◆ **Stated goal**
Pull every line with the word "formulada" out of the entries below.

▬▬▬

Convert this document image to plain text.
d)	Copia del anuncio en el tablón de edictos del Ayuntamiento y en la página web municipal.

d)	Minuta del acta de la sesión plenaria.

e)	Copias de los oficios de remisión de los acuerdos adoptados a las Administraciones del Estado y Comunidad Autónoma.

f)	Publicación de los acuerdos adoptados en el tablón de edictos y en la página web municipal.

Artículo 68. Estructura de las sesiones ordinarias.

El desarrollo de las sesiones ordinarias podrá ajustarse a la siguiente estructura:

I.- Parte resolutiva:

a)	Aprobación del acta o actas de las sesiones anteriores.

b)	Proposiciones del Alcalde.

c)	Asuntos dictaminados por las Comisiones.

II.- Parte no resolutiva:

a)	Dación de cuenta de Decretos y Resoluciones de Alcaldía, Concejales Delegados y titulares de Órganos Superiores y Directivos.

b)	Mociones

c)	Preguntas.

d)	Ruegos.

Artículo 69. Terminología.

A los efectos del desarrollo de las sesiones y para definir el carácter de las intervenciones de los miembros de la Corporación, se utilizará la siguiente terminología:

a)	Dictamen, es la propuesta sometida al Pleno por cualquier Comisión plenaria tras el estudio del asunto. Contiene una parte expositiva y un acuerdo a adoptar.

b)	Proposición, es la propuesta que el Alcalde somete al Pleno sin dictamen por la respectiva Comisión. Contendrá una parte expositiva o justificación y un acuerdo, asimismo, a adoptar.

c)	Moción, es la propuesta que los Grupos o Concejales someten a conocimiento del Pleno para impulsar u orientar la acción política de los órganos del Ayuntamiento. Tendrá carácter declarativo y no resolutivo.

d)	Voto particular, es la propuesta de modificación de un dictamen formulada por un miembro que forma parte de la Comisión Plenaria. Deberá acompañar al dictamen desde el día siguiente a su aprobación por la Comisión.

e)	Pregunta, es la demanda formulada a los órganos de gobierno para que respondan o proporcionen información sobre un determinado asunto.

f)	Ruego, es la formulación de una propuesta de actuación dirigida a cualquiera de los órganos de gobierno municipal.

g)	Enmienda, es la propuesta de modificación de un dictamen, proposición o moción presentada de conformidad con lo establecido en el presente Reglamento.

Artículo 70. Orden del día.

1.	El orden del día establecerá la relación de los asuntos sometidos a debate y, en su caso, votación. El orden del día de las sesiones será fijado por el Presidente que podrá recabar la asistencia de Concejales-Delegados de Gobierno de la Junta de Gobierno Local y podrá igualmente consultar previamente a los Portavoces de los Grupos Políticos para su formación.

▬▬▬

◆ **Output below**
d)	Voto particular, es la propuesta de modificación de un dictamen formulada por un miembro que forma parte de la Comisión Plenaria. Deberá acompañar al dictamen desde el día siguiente a su aprobación por la Comisión.
e)	Pregunta, es la demanda formulada a los órganos de gobierno para que respondan o proporcionen información sobre un determinado asunto.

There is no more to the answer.